> GIVEN INSTRUCTION: Rewrite the entries, changing every "Does Not Apply" to "Not Applicable" and leaving everything else as it is.

> GIVEN DATA:
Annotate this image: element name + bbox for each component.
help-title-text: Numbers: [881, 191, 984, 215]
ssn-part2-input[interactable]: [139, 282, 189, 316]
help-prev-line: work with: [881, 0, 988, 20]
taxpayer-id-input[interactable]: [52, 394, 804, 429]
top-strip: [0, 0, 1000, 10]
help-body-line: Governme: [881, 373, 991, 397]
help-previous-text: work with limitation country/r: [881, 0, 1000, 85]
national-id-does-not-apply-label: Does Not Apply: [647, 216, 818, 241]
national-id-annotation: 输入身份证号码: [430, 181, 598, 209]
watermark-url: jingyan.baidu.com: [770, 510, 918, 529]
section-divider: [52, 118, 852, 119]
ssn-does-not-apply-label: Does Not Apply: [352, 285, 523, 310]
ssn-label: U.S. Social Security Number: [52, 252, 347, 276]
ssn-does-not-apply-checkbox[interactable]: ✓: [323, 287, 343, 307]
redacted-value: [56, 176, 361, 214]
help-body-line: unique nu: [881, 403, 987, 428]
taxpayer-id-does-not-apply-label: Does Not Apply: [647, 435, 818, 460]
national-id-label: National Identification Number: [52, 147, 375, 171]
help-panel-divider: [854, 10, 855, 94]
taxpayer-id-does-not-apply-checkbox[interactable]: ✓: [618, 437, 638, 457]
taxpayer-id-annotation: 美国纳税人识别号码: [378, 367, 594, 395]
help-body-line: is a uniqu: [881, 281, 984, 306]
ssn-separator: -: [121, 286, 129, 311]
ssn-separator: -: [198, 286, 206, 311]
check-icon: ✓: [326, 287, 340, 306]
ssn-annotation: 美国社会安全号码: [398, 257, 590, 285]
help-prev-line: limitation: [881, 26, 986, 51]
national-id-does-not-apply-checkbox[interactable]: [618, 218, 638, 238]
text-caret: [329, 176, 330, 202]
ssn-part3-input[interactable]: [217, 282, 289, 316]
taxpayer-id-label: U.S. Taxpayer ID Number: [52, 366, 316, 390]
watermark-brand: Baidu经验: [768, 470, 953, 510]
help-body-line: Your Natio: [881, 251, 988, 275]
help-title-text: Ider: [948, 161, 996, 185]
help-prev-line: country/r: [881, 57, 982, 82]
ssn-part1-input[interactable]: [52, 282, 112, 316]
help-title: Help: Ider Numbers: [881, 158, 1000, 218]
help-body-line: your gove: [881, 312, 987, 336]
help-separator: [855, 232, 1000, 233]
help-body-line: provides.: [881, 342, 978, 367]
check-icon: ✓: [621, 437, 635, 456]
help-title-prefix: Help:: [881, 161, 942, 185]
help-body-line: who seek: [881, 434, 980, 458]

> FINAL ANSWER:
Annotate this image: element name + bbox for each component.
help-title-text: Numbers: [881, 191, 984, 215]
ssn-part2-input[interactable]: [139, 282, 189, 316]
help-prev-line: work with: [881, 0, 988, 20]
taxpayer-id-input[interactable]: [52, 394, 804, 429]
top-strip: [0, 0, 1000, 10]
help-body-line: Governme: [881, 373, 991, 397]
help-previous-text: work with limitation country/r: [881, 0, 1000, 85]
national-id-does-not-apply-label: Not Applicable: [647, 216, 818, 241]
national-id-annotation: 输入身份证号码: [430, 181, 598, 209]
watermark-url: jingyan.baidu.com: [770, 510, 918, 529]
section-divider: [52, 118, 852, 119]
ssn-does-not-apply-label: Not Applicable: [352, 285, 523, 310]
ssn-label: U.S. Social Security Number: [52, 252, 347, 276]
ssn-does-not-apply-checkbox[interactable]: ✓: [323, 287, 343, 307]
redacted-value: [56, 176, 361, 214]
help-body-line: unique nu: [881, 403, 987, 428]
taxpayer-id-does-not-apply-label: Not Applicable: [647, 435, 818, 460]
national-id-label: National Identification Number: [52, 147, 375, 171]
help-panel-divider: [854, 10, 855, 94]
taxpayer-id-does-not-apply-checkbox[interactable]: ✓: [618, 437, 638, 457]
taxpayer-id-annotation: 美国纳税人识别号码: [378, 367, 594, 395]
help-body-line: is a uniqu: [881, 281, 984, 306]
ssn-separator: -: [121, 286, 129, 311]
ssn-separator: -: [198, 286, 206, 311]
check-icon: ✓: [326, 287, 340, 306]
ssn-annotation: 美国社会安全号码: [398, 257, 590, 285]
help-prev-line: limitation: [881, 26, 986, 51]
national-id-does-not-apply-checkbox[interactable]: [618, 218, 638, 238]
text-caret: [329, 176, 330, 202]
ssn-part3-input[interactable]: [217, 282, 289, 316]
taxpayer-id-label: U.S. Taxpayer ID Number: [52, 366, 316, 390]
watermark-brand: Baidu经验: [768, 470, 953, 510]
help-body-line: Your Natio: [881, 251, 988, 275]
help-title-text: Ider: [948, 161, 996, 185]
help-prev-line: country/r: [881, 57, 982, 82]
ssn-part1-input[interactable]: [52, 282, 112, 316]
help-title: Help: Ider Numbers: [881, 158, 1000, 218]
help-body-line: your gove: [881, 312, 987, 336]
help-separator: [855, 232, 1000, 233]
help-body-line: provides.: [881, 342, 978, 367]
check-icon: ✓: [621, 437, 635, 456]
help-title-prefix: Help:: [881, 161, 942, 185]
help-body-line: who seek: [881, 434, 980, 458]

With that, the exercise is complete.